- [STATED PROBLEM] Write down each entry again, exactly as it reads.

Saved entries:
= = =

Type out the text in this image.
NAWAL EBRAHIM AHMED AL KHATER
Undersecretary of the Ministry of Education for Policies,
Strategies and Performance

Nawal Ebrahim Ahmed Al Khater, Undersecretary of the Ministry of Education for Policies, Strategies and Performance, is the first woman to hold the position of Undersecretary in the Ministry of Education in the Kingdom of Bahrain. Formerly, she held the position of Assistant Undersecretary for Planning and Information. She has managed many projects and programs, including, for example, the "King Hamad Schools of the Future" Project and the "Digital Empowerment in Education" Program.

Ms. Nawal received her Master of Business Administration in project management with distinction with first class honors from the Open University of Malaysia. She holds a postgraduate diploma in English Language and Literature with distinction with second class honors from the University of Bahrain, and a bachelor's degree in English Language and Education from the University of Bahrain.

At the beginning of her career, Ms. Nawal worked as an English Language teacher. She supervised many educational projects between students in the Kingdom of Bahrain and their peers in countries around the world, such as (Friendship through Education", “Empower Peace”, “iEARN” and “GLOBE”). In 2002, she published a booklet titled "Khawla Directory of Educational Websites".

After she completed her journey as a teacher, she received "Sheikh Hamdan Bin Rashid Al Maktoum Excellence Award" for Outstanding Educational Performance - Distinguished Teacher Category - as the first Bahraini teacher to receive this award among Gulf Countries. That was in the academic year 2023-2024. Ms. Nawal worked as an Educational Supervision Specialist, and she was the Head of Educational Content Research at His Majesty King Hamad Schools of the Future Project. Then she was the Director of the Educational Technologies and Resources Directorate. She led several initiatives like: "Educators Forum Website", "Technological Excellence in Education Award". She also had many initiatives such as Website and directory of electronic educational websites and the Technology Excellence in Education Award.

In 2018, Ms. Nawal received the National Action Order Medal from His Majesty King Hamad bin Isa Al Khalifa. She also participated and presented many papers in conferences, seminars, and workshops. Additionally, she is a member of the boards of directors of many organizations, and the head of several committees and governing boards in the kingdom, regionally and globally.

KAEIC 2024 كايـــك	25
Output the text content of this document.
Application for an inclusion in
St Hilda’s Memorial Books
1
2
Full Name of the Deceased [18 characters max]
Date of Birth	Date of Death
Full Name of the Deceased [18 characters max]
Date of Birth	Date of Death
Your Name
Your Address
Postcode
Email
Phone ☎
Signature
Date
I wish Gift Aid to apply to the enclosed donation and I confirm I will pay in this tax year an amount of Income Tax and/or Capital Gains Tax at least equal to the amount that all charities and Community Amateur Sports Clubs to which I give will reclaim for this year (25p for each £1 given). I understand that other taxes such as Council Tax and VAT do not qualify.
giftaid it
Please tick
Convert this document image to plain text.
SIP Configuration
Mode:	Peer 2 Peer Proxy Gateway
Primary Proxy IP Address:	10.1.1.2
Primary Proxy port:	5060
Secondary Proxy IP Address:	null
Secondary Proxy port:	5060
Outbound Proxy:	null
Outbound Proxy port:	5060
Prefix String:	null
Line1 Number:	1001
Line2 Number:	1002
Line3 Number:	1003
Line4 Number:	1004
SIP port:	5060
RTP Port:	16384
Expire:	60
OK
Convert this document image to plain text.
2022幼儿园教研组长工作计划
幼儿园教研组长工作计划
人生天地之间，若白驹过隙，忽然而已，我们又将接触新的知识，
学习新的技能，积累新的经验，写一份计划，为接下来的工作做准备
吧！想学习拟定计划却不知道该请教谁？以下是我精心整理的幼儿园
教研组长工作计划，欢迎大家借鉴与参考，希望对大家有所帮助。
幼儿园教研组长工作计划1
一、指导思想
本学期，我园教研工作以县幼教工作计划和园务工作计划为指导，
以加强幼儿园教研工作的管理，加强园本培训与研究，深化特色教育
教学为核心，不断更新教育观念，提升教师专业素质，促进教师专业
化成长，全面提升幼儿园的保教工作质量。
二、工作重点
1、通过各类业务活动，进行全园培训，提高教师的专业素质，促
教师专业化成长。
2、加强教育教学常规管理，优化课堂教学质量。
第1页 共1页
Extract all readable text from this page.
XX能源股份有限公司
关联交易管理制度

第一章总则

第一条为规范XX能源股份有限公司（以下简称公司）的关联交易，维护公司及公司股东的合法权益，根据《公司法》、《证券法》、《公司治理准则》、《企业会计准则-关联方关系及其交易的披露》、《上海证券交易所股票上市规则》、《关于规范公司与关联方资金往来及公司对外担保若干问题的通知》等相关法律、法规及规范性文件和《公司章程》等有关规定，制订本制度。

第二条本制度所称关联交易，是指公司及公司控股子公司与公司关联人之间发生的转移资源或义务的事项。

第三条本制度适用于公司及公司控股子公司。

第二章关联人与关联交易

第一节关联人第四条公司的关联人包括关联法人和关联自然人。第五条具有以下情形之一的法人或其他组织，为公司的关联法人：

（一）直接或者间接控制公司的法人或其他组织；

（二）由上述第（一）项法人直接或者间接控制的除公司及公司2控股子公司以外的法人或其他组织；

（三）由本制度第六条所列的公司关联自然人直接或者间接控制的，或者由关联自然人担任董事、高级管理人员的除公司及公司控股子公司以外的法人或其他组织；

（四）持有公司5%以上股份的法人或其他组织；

= = =

- [RESULT]
Type out the text in this image.
NAWAL EBRAHIM AHMED AL KHATER
Undersecretary of the Ministry of Education for Policies,
Strategies and Performance

Nawal Ebrahim Ahmed Al Khater, Undersecretary of the Ministry of Education for Policies, Strategies and Performance, is the first woman to hold the position of Undersecretary in the Ministry of Education in the Kingdom of Bahrain. Formerly, she held the position of Assistant Undersecretary for Planning and Information. She has managed many projects and programs, including, for example, the "King Hamad Schools of the Future" Project and the "Digital Empowerment in Education" Program.

Ms. Nawal received her Master of Business Administration in project management with distinction with first class honors from the Open University of Malaysia. She holds a postgraduate diploma in English Language and Literature with distinction with second class honors from the University of Bahrain, and a bachelor's degree in English Language and Education from the University of Bahrain.

At the beginning of her career, Ms. Nawal worked as an English Language teacher. She supervised many educational projects between students in the Kingdom of Bahrain and their peers in countries around the world, such as (Friendship through Education", “Empower Peace”, “iEARN” and “GLOBE”). In 2002, she published a booklet titled "Khawla Directory of Educational Websites".

After she completed her journey as a teacher, she received "Sheikh Hamdan Bin Rashid Al Maktoum Excellence Award" for Outstanding Educational Performance - Distinguished Teacher Category - as the first Bahraini teacher to receive this award among Gulf Countries. That was in the academic year 2023-2024. Ms. Nawal worked as an Educational Supervision Specialist, and she was the Head of Educational Content Research at His Majesty King Hamad Schools of the Future Project. Then she was the Director of the Educational Technologies and Resources Directorate. She led several initiatives like: "Educators Forum Website", "Technological Excellence in Education Award". She also had many initiatives such as Website and directory of electronic educational websites and the Technology Excellence in Education Award.

In 2018, Ms. Nawal received the National Action Order Medal from His Majesty King Hamad bin Isa Al Khalifa. She also participated and presented many papers in conferences, seminars, and workshops. Additionally, she is a member of the boards of directors of many organizations, and the head of several committees and governing boards in the kingdom, regionally and globally.

KAEIC 2024 كايـــك	25
Output the text content of this document.
Application for an inclusion in
St Hilda’s Memorial Books
1
2
Full Name of the Deceased [18 characters max]
Date of Birth	Date of Death
Full Name of the Deceased [18 characters max]
Date of Birth	Date of Death
Your Name
Your Address
Postcode
Email
Phone ☎
Signature
Date
I wish Gift Aid to apply to the enclosed donation and I confirm I will pay in this tax year an amount of Income Tax and/or Capital Gains Tax at least equal to the amount that all charities and Community Amateur Sports Clubs to which I give will reclaim for this year (25p for each £1 given). I understand that other taxes such as Council Tax and VAT do not qualify.
giftaid it
Please tick
Convert this document image to plain text.
SIP Configuration
Mode:	Peer 2 Peer Proxy Gateway
Primary Proxy IP Address:	10.1.1.2
Primary Proxy port:	5060
Secondary Proxy IP Address:	null
Secondary Proxy port:	5060
Outbound Proxy:	null
Outbound Proxy port:	5060
Prefix String:	null
Line1 Number:	1001
Line2 Number:	1002
Line3 Number:	1003
Line4 Number:	1004
SIP port:	5060
RTP Port:	16384
Expire:	60
OK
Convert this document image to plain text.
2022幼儿园教研组长工作计划
幼儿园教研组长工作计划
人生天地之间，若白驹过隙，忽然而已，我们又将接触新的知识，
学习新的技能，积累新的经验，写一份计划，为接下来的工作做准备
吧！想学习拟定计划却不知道该请教谁？以下是我精心整理的幼儿园
教研组长工作计划，欢迎大家借鉴与参考，希望对大家有所帮助。
幼儿园教研组长工作计划1
一、指导思想
本学期，我园教研工作以县幼教工作计划和园务工作计划为指导，
以加强幼儿园教研工作的管理，加强园本培训与研究，深化特色教育
教学为核心，不断更新教育观念，提升教师专业素质，促进教师专业
化成长，全面提升幼儿园的保教工作质量。
二、工作重点
1、通过各类业务活动，进行全园培训，提高教师的专业素质，促
教师专业化成长。
2、加强教育教学常规管理，优化课堂教学质量。
第1页 共1页
Extract all readable text from this page.
XX能源股份有限公司
关联交易管理制度

第一章总则

第一条为规范XX能源股份有限公司（以下简称公司）的关联交易，维护公司及公司股东的合法权益，根据《公司法》、《证券法》、《公司治理准则》、《企业会计准则-关联方关系及其交易的披露》、《上海证券交易所股票上市规则》、《关于规范公司与关联方资金往来及公司对外担保若干问题的通知》等相关法律、法规及规范性文件和《公司章程》等有关规定，制订本制度。

第二条本制度所称关联交易，是指公司及公司控股子公司与公司关联人之间发生的转移资源或义务的事项。

第三条本制度适用于公司及公司控股子公司。

第二章关联人与关联交易

第一节关联人第四条公司的关联人包括关联法人和关联自然人。第五条具有以下情形之一的法人或其他组织，为公司的关联法人：

（一）直接或者间接控制公司的法人或其他组织；

（二）由上述第（一）项法人直接或者间接控制的除公司及公司2控股子公司以外的法人或其他组织；

（三）由本制度第六条所列的公司关联自然人直接或者间接控制的，或者由关联自然人担任董事、高级管理人员的除公司及公司控股子公司以外的法人或其他组织；

（四）持有公司5%以上股份的法人或其他组织；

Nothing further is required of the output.